» **What you will do**
Can you give all the records again without altering a single character?
****************************************
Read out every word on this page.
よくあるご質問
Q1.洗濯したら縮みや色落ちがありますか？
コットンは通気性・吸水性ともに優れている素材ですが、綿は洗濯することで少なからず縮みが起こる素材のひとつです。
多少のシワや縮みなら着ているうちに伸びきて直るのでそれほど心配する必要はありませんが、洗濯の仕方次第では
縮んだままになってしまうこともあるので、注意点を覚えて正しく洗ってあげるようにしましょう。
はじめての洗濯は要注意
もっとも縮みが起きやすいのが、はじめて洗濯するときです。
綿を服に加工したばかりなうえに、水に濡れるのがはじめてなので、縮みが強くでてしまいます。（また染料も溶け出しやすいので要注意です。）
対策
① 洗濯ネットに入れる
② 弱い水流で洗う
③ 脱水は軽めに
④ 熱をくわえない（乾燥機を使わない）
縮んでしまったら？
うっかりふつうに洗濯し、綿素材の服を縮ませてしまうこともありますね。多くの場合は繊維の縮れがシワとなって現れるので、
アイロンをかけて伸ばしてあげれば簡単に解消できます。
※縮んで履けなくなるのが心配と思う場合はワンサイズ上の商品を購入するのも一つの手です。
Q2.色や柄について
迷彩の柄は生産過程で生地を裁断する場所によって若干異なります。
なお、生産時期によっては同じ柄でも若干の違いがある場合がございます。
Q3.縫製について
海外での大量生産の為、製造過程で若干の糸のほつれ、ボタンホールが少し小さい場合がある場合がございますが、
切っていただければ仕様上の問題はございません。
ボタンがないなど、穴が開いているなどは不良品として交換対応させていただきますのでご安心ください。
****************************************
» **Solution to the exercise**
Read out every word on this page.
よくあるご質問
Q1.洗濯したら縮みや色落ちがありますか？
コットンは通気性・吸水性ともに優れている素材ですが、綿は洗濯することで少なからず縮みが起こる素材のひとつです。
多少のシワや縮みなら着ているうちに伸びきて直るのでそれほど心配する必要はありませんが、洗濯の仕方次第では
縮んだままになってしまうこともあるので、注意点を覚えて正しく洗ってあげるようにしましょう。
はじめての洗濯は要注意
もっとも縮みが起きやすいのが、はじめて洗濯するときです。
綿を服に加工したばかりなうえに、水に濡れるのがはじめてなので、縮みが強くでてしまいます。（また染料も溶け出しやすいので要注意です。）
対策
① 洗濯ネットに入れる
② 弱い水流で洗う
③ 脱水は軽めに
④ 熱をくわえない（乾燥機を使わない）
縮んでしまったら？
うっかりふつうに洗濯し、綿素材の服を縮ませてしまうこともありますね。多くの場合は繊維の縮れがシワとなって現れるので、
アイロンをかけて伸ばしてあげれば簡単に解消できます。
※縮んで履けなくなるのが心配と思う場合はワンサイズ上の商品を購入するのも一つの手です。
Q2.色や柄について
迷彩の柄は生産過程で生地を裁断する場所によって若干異なります。
なお、生産時期によっては同じ柄でも若干の違いがある場合がございます。
Q3.縫製について
海外での大量生産の為、製造過程で若干の糸のほつれ、ボタンホールが少し小さい場合がある場合がございますが、
切っていただければ仕様上の問題はございません。
ボタンがないなど、穴が開いているなどは不良品として交換対応させていただきますのでご安心ください。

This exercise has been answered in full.